** BEGIN **

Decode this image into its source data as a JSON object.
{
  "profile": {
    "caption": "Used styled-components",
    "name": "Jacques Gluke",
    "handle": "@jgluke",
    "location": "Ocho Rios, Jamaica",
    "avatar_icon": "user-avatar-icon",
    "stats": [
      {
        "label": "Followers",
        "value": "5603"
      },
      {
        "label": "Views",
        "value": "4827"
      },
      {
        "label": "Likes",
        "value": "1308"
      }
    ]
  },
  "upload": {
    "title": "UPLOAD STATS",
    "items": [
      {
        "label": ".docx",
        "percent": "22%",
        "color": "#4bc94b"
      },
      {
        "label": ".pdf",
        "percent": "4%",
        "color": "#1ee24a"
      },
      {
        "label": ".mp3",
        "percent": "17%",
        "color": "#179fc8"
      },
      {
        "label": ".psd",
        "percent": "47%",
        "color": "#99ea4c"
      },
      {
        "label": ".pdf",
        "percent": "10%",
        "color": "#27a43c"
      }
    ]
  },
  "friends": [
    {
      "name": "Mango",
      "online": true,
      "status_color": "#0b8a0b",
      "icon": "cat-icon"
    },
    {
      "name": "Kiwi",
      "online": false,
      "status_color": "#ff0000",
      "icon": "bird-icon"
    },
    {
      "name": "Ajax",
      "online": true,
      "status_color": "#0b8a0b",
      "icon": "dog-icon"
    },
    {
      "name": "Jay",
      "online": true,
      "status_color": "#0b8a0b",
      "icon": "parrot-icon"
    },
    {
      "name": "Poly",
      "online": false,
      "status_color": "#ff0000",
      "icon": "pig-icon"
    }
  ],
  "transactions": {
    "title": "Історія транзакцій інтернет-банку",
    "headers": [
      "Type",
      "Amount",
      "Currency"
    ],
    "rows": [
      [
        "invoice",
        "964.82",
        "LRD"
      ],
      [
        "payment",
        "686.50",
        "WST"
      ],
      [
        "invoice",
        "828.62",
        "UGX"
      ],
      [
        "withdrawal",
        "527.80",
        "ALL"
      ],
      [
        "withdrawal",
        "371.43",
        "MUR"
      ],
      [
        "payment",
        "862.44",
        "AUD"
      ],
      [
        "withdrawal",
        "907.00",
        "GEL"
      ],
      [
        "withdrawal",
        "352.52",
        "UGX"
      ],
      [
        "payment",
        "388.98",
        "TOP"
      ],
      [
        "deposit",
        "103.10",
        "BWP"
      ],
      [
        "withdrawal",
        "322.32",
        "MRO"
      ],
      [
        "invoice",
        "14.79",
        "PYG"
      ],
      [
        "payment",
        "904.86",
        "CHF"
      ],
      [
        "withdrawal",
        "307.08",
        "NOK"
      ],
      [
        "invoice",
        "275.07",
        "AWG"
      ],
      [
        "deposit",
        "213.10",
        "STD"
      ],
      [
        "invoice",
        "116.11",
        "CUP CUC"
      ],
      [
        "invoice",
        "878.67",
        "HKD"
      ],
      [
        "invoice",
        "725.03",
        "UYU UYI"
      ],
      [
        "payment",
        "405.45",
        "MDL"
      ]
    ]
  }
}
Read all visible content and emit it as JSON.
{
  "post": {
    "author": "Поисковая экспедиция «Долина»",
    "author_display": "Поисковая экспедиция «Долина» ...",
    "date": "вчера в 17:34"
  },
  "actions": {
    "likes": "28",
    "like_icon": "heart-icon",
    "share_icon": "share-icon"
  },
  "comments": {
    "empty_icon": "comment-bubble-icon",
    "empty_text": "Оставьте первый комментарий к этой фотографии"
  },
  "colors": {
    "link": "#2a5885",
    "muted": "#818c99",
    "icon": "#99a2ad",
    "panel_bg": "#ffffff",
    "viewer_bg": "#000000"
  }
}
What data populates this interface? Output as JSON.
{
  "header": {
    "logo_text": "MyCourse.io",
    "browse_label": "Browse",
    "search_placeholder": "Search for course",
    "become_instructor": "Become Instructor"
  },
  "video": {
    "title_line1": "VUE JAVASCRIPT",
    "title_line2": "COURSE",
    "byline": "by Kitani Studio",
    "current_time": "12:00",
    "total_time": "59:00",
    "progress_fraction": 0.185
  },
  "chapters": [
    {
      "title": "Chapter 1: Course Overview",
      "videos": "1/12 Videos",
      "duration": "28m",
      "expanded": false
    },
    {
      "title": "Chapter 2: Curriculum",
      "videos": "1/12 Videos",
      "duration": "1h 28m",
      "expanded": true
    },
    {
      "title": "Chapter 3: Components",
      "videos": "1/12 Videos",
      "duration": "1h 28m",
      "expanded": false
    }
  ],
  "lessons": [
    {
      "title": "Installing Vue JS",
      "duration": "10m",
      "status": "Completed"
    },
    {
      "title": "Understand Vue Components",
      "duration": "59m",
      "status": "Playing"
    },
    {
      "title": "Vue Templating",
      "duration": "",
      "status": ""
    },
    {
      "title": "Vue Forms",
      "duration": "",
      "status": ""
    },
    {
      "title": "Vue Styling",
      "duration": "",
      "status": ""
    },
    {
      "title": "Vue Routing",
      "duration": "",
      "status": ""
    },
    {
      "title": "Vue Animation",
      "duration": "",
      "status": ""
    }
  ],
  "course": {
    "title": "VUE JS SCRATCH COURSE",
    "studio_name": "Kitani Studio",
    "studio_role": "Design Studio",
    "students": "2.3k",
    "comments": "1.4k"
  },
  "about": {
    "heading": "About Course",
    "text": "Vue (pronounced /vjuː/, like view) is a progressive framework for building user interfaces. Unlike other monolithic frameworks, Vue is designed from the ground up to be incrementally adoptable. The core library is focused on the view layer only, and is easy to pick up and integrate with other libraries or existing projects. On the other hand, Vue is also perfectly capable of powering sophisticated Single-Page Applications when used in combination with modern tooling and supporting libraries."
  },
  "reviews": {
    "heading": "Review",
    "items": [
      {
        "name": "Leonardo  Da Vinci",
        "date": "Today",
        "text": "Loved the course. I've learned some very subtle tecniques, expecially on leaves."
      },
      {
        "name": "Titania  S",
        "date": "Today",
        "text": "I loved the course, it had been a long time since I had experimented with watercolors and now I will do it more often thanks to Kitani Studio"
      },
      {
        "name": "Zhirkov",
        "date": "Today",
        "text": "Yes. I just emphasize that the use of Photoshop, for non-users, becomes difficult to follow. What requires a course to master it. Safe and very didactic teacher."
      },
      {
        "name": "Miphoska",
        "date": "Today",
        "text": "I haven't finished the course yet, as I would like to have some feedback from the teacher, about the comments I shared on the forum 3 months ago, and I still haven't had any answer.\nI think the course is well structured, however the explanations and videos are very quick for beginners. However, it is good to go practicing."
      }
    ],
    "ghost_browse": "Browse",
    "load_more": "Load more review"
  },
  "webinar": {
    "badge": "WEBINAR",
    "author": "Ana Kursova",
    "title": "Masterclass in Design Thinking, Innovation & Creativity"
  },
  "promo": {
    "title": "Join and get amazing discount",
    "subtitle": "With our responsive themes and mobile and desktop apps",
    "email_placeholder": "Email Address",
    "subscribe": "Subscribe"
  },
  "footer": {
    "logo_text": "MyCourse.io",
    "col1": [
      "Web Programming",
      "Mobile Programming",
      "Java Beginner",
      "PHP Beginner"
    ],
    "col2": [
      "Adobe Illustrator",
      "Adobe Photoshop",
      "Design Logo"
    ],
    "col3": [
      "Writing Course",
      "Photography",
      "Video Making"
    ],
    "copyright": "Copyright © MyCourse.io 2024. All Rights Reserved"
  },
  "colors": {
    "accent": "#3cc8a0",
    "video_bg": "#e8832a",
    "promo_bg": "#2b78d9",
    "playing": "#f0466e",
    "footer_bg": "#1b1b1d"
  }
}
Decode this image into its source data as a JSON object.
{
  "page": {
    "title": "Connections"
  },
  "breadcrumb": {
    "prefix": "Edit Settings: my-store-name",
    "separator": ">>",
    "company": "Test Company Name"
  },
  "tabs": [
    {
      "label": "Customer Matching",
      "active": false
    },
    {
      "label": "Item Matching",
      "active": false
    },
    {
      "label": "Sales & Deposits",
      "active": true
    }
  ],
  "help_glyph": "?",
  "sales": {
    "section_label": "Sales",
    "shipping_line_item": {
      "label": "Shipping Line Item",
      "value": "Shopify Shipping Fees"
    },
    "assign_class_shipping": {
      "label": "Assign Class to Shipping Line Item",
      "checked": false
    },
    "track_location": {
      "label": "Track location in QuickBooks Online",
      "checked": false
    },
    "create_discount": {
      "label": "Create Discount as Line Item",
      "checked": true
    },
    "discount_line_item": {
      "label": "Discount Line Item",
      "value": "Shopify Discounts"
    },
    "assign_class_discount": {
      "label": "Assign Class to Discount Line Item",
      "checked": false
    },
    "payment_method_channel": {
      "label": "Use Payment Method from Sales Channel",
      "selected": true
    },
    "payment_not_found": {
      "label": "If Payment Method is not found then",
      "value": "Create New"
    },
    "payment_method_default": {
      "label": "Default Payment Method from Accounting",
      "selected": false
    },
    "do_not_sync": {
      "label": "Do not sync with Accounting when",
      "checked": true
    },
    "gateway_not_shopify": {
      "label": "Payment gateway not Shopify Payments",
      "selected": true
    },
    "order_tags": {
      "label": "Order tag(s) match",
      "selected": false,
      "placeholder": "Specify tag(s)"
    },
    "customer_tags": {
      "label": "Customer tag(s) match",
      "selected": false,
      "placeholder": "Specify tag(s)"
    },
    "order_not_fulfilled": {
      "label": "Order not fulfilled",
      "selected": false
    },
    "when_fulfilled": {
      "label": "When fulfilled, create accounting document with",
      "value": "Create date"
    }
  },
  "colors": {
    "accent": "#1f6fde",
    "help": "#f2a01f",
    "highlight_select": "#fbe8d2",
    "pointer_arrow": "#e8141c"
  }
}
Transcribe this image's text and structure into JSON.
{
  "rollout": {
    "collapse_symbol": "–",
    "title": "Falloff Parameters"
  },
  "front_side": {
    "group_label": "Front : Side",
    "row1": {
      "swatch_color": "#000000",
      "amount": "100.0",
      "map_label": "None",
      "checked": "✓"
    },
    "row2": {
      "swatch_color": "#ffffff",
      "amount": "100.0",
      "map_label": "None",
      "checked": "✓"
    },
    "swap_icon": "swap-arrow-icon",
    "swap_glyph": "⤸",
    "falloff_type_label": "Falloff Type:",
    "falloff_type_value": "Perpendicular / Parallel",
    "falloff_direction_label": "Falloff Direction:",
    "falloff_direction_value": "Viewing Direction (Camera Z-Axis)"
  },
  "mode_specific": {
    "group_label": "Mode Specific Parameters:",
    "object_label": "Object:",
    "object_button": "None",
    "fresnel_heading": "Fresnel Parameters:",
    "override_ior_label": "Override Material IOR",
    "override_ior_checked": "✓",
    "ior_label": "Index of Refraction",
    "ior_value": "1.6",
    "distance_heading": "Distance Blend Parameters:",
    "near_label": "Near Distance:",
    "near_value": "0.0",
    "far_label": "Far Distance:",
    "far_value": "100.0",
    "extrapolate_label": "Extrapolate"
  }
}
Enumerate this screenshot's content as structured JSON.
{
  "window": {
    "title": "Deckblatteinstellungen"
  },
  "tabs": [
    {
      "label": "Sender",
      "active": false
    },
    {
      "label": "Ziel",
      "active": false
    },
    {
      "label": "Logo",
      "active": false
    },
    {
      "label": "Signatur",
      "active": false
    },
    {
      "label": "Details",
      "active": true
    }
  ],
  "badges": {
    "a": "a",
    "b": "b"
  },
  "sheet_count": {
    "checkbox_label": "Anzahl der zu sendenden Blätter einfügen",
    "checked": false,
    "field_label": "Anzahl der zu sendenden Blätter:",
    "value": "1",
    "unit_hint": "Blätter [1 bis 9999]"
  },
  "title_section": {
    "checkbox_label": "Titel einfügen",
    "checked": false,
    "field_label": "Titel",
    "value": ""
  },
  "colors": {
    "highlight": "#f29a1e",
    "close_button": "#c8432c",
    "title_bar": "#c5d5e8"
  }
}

** END **

Aim
Starting with the line that contains "Enumerate this screenshot's", return each line through the last one of the data above, exactly as written and nothing more.

Final answer
Enumerate this screenshot's content as structured JSON.
{
  "window": {
    "title": "Deckblatteinstellungen"
  },
  "tabs": [
    {
      "label": "Sender",
      "active": false
    },
    {
      "label": "Ziel",
      "active": false
    },
    {
      "label": "Logo",
      "active": false
    },
    {
      "label": "Signatur",
      "active": false
    },
    {
      "label": "Details",
      "active": true
    }
  ],
  "badges": {
    "a": "a",
    "b": "b"
  },
  "sheet_count": {
    "checkbox_label": "Anzahl der zu sendenden Blätter einfügen",
    "checked": false,
    "field_label": "Anzahl der zu sendenden Blätter:",
    "value": "1",
    "unit_hint": "Blätter [1 bis 9999]"
  },
  "title_section": {
    "checkbox_label": "Titel einfügen",
    "checked": false,
    "field_label": "Titel",
    "value": ""
  },
  "colors": {
    "highlight": "#f29a1e",
    "close_button": "#c8432c",
    "title_bar": "#c5d5e8"
  }
}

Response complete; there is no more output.